→ **Written exercise**
Each entry below is to be written out exactly, and the pictures are to be left out.

→ **Dataset excerpts**
----------

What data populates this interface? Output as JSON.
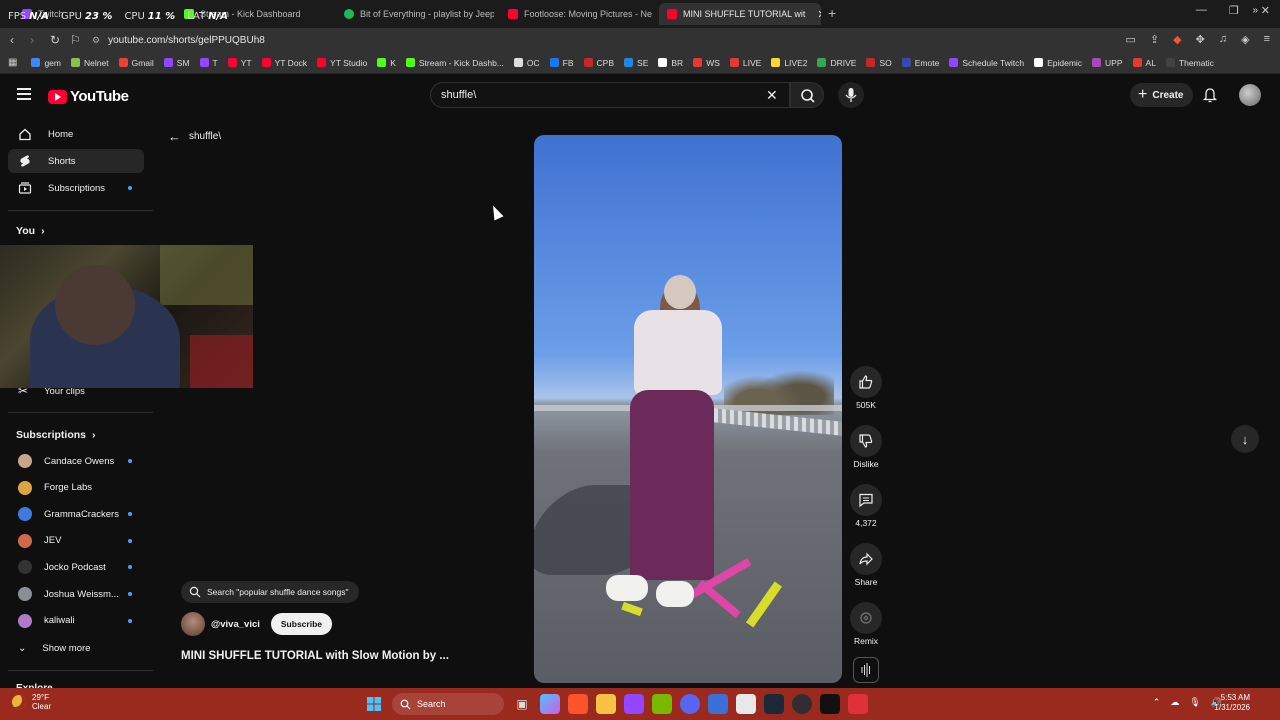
{
  "overlay": {
    "fps_label": "FPS",
    "fps_value": "N/A",
    "gpu_label": "GPU",
    "gpu_value": "23 %",
    "cpu_label": "CPU",
    "cpu_value": "11 %",
    "lat_label": "LAT",
    "lat_value": "N/A"
  },
  "tabs": [
    {
      "title": "Twitch",
      "color": "#9146ff"
    },
    {
      "title": "Stream - Kick Dashboard",
      "color": "#53fc18"
    },
    {
      "title": "Bit of Everything - playlist by Jeep W",
      "color": "#1db954"
    },
    {
      "title": "Footloose: Moving Pictures - Never G",
      "color": "#ff0033"
    },
    {
      "title": "MINI SHUFFLE TUTORIAL wit",
      "color": "#ff0033"
    }
  ],
  "url": "youtube.com/shorts/gelPPUQBUh8",
  "bookmarks": [
    {
      "label": "gem",
      "color": "#4285f4"
    },
    {
      "label": "Nelnet",
      "color": "#8bc34a"
    },
    {
      "label": "Gmail",
      "color": "#ea4335"
    },
    {
      "label": "SM",
      "color": "#9146ff"
    },
    {
      "label": "T",
      "color": "#9146ff"
    },
    {
      "label": "YT",
      "color": "#ff0033"
    },
    {
      "label": "YT Dock",
      "color": "#ff0033"
    },
    {
      "label": "YT Studio",
      "color": "#ff0033"
    },
    {
      "label": "K",
      "color": "#53fc18"
    },
    {
      "label": "Stream - Kick Dashb...",
      "color": "#53fc18"
    },
    {
      "label": "OC",
      "color": "#dddddd"
    },
    {
      "label": "FB",
      "color": "#1877f2"
    },
    {
      "label": "CPB",
      "color": "#c62828"
    },
    {
      "label": "SE",
      "color": "#1e88e5"
    },
    {
      "label": "BR",
      "color": "#ffffff"
    },
    {
      "label": "WS",
      "color": "#e53935"
    },
    {
      "label": "LIVE",
      "color": "#e53935"
    },
    {
      "label": "LIVE2",
      "color": "#fdd835"
    },
    {
      "label": "DRIVE",
      "color": "#34a853"
    },
    {
      "label": "SO",
      "color": "#c62828"
    },
    {
      "label": "Emote",
      "color": "#3949ab"
    },
    {
      "label": "Schedule Twitch",
      "color": "#9146ff"
    },
    {
      "label": "Epidemic",
      "color": "#ffffff"
    },
    {
      "label": "UPP",
      "color": "#ab47bc"
    },
    {
      "label": "AL",
      "color": "#e53935"
    },
    {
      "label": "Thematic",
      "color": "#424242"
    }
  ],
  "header": {
    "logo_text": "YouTube",
    "search_value": "shuffle\\",
    "create_label": "Create"
  },
  "sidebar": {
    "home": "Home",
    "shorts": "Shorts",
    "subscriptions": "Subscriptions",
    "you": "You",
    "your_clips": "Your clips",
    "subs_heading": "Subscriptions",
    "channels": [
      {
        "name": "Candace Owens",
        "color": "#c9a68a"
      },
      {
        "name": "Forge Labs",
        "color": "#d9a441"
      },
      {
        "name": "GrammaCrackers",
        "color": "#3d7be0"
      },
      {
        "name": "JEV",
        "color": "#d0684a"
      },
      {
        "name": "Jocko Podcast",
        "color": "#333333"
      },
      {
        "name": "Joshua Weissm...",
        "color": "#8a8f96"
      },
      {
        "name": "kaliwali",
        "color": "#b07ac8"
      }
    ],
    "show_more": "Show more",
    "explore": "Explore"
  },
  "short": {
    "back_title": "shuffle\\",
    "search_chip": "Search \"popular shuffle dance songs\"",
    "channel": "@viva_vici",
    "subscribe": "Subscribe",
    "title": "MINI SHUFFLE TUTORIAL with Slow Motion by ...",
    "likes": "505K",
    "dislike": "Dislike",
    "comments": "4,372",
    "share": "Share",
    "remix": "Remix"
  },
  "taskbar": {
    "temp": "29°F",
    "condition": "Clear",
    "search": "Search",
    "time": "5:53 AM",
    "date": "1/31/2026"
  }
}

----------

→ **Complete answer**
What data populates this interface? Output as JSON.
{
  "overlay": {
    "fps_label": "FPS",
    "fps_value": "N/A",
    "gpu_label": "GPU",
    "gpu_value": "23 %",
    "cpu_label": "CPU",
    "cpu_value": "11 %",
    "lat_label": "LAT",
    "lat_value": "N/A"
  },
  "tabs": [
    {
      "title": "Twitch",
      "color": "#9146ff"
    },
    {
      "title": "Stream - Kick Dashboard",
      "color": "#53fc18"
    },
    {
      "title": "Bit of Everything - playlist by Jeep W",
      "color": "#1db954"
    },
    {
      "title": "Footloose: Moving Pictures - Never G",
      "color": "#ff0033"
    },
    {
      "title": "MINI SHUFFLE TUTORIAL wit",
      "color": "#ff0033"
    }
  ],
  "url": "youtube.com/shorts/gelPPUQBUh8",
  "bookmarks": [
    {
      "label": "gem",
      "color": "#4285f4"
    },
    {
      "label": "Nelnet",
      "color": "#8bc34a"
    },
    {
      "label": "Gmail",
      "color": "#ea4335"
    },
    {
      "label": "SM",
      "color": "#9146ff"
    },
    {
      "label": "T",
      "color": "#9146ff"
    },
    {
      "label": "YT",
      "color": "#ff0033"
    },
    {
      "label": "YT Dock",
      "color": "#ff0033"
    },
    {
      "label": "YT Studio",
      "color": "#ff0033"
    },
    {
      "label": "K",
      "color": "#53fc18"
    },
    {
      "label": "Stream - Kick Dashb...",
      "color": "#53fc18"
    },
    {
      "label": "OC",
      "color": "#dddddd"
    },
    {
      "label": "FB",
      "color": "#1877f2"
    },
    {
      "label": "CPB",
      "color": "#c62828"
    },
    {
      "label": "SE",
      "color": "#1e88e5"
    },
    {
      "label": "BR",
      "color": "#ffffff"
    },
    {
      "label": "WS",
      "color": "#e53935"
    },
    {
      "label": "LIVE",
      "color": "#e53935"
    },
    {
      "label": "LIVE2",
      "color": "#fdd835"
    },
    {
      "label": "DRIVE",
      "color": "#34a853"
    },
    {
      "label": "SO",
      "color": "#c62828"
    },
    {
      "label": "Emote",
      "color": "#3949ab"
    },
    {
      "label": "Schedule Twitch",
      "color": "#9146ff"
    },
    {
      "label": "Epidemic",
      "color": "#ffffff"
    },
    {
      "label": "UPP",
      "color": "#ab47bc"
    },
    {
      "label": "AL",
      "color": "#e53935"
    },
    {
      "label": "Thematic",
      "color": "#424242"
    }
  ],
  "header": {
    "logo_text": "YouTube",
    "search_value": "shuffle\\",
    "create_label": "Create"
  },
  "sidebar": {
    "home": "Home",
    "shorts": "Shorts",
    "subscriptions": "Subscriptions",
    "you": "You",
    "your_clips": "Your clips",
    "subs_heading": "Subscriptions",
    "channels": [
      {
        "name": "Candace Owens",
        "color": "#c9a68a"
      },
      {
        "name": "Forge Labs",
        "color": "#d9a441"
      },
      {
        "name": "GrammaCrackers",
        "color": "#3d7be0"
      },
      {
        "name": "JEV",
        "color": "#d0684a"
      },
      {
        "name": "Jocko Podcast",
        "color": "#333333"
      },
      {
        "name": "Joshua Weissm...",
        "color": "#8a8f96"
      },
      {
        "name": "kaliwali",
        "color": "#b07ac8"
      }
    ],
    "show_more": "Show more",
    "explore": "Explore"
  },
  "short": {
    "back_title": "shuffle\\",
    "search_chip": "Search \"popular shuffle dance songs\"",
    "channel": "@viva_vici",
    "subscribe": "Subscribe",
    "title": "MINI SHUFFLE TUTORIAL with Slow Motion by ...",
    "likes": "505K",
    "dislike": "Dislike",
    "comments": "4,372",
    "share": "Share",
    "remix": "Remix"
  },
  "taskbar": {
    "temp": "29°F",
    "condition": "Clear",
    "search": "Search",
    "time": "5:53 AM",
    "date": "1/31/2026"
  }
}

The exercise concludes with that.